- Material provided:
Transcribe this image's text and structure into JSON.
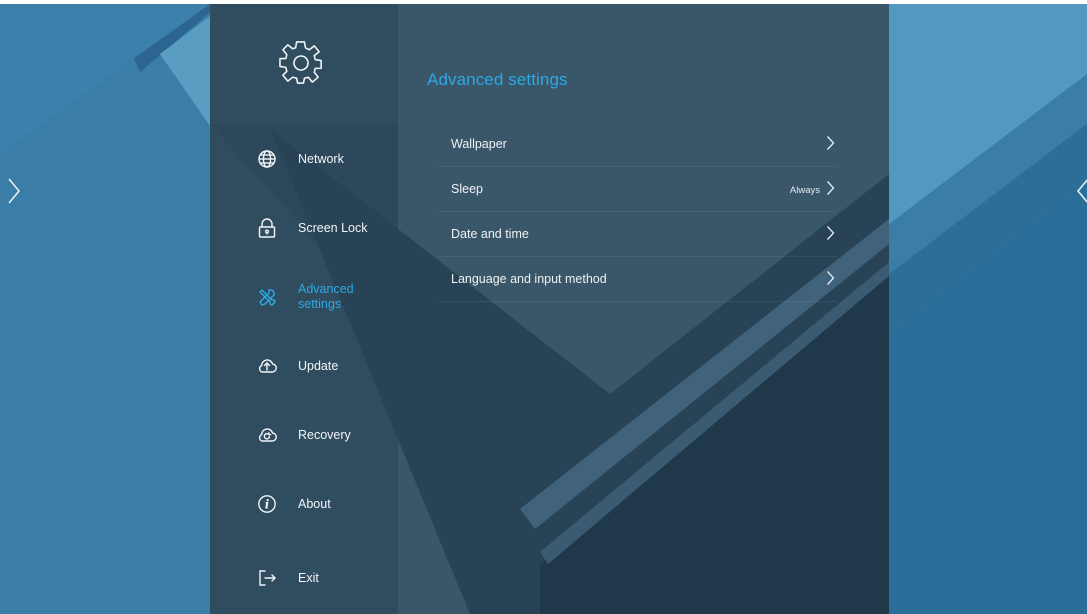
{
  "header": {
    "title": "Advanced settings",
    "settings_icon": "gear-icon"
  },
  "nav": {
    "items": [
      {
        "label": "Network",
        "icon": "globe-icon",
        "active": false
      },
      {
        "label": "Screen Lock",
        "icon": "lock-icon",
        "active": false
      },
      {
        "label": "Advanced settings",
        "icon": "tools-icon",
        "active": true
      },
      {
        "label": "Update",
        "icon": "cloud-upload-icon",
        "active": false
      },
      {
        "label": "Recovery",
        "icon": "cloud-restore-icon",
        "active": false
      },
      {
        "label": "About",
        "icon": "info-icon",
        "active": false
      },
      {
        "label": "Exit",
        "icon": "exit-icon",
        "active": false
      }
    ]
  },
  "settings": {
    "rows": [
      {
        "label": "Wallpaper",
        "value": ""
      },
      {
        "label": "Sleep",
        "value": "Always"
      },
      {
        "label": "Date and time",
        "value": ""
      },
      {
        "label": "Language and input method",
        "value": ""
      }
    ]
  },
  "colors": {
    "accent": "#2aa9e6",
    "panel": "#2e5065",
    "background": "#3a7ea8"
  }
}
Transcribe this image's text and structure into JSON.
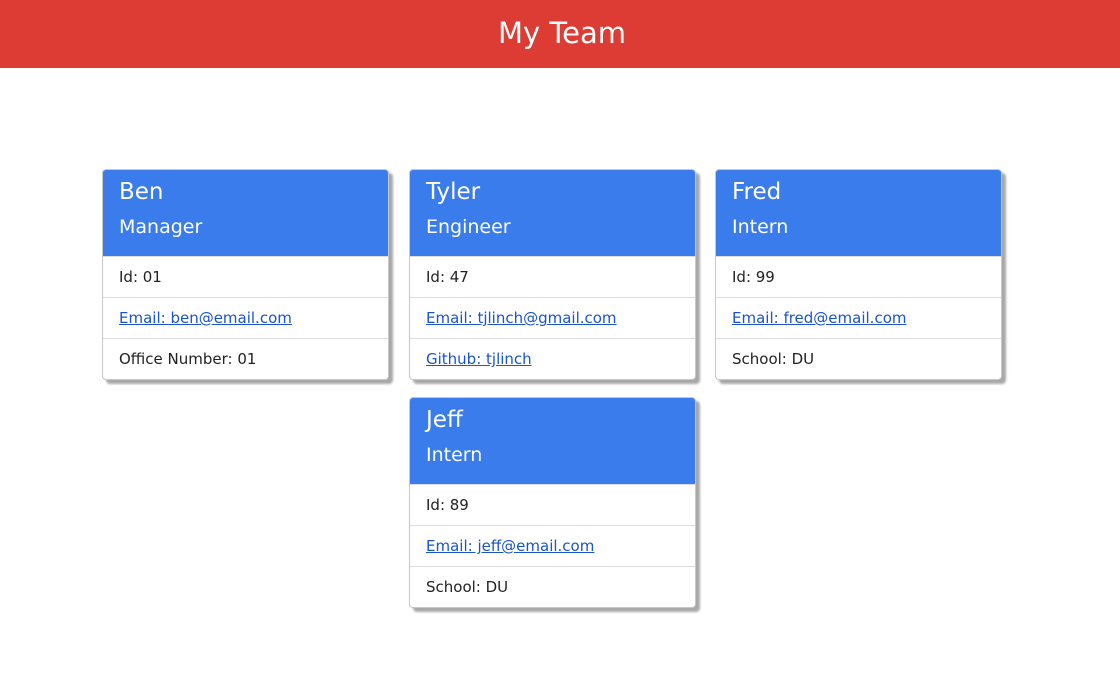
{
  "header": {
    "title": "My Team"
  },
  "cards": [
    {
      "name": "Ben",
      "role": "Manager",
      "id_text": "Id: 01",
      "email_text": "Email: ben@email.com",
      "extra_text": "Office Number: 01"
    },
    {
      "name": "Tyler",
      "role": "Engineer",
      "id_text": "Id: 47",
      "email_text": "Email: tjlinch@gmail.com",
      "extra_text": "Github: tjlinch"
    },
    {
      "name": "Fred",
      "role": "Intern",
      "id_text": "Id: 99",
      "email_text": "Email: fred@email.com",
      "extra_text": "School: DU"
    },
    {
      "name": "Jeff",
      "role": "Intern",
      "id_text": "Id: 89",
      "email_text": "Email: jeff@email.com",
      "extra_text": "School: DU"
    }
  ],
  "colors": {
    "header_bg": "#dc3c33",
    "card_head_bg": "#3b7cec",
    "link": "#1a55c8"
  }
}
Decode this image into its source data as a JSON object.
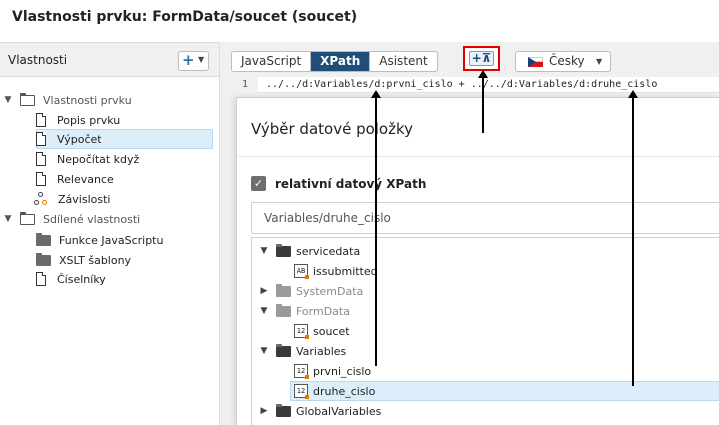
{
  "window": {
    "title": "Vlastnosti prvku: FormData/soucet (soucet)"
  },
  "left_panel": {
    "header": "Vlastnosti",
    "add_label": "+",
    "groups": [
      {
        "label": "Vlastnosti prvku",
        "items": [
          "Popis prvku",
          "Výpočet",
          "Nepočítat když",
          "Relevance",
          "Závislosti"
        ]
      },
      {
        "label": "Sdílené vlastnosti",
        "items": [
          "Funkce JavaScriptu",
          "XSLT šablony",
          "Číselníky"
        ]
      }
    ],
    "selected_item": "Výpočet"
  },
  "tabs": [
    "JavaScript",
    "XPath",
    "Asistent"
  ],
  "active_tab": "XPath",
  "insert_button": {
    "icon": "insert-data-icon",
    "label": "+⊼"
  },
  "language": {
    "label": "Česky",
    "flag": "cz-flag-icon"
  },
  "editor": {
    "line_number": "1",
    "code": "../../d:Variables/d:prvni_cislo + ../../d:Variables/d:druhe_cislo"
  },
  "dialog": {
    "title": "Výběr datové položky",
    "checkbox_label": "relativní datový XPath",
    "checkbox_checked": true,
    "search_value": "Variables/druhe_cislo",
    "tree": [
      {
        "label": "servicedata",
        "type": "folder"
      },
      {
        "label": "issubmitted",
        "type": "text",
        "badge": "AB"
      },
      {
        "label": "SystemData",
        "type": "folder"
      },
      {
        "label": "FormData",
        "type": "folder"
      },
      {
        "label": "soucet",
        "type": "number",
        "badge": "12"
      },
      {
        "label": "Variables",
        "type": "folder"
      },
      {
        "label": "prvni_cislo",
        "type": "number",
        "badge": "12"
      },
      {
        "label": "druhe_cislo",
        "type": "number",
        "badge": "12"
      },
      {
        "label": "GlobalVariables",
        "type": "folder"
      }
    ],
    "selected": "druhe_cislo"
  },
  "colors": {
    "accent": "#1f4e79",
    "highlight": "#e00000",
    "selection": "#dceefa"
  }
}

- What the task requires: In the material above, find each line that contains the word "FormData", and select it.

- Final answer:
    "title": "Vlastnosti prvku: FormData/soucet (soucet)"
        "label": "FormData",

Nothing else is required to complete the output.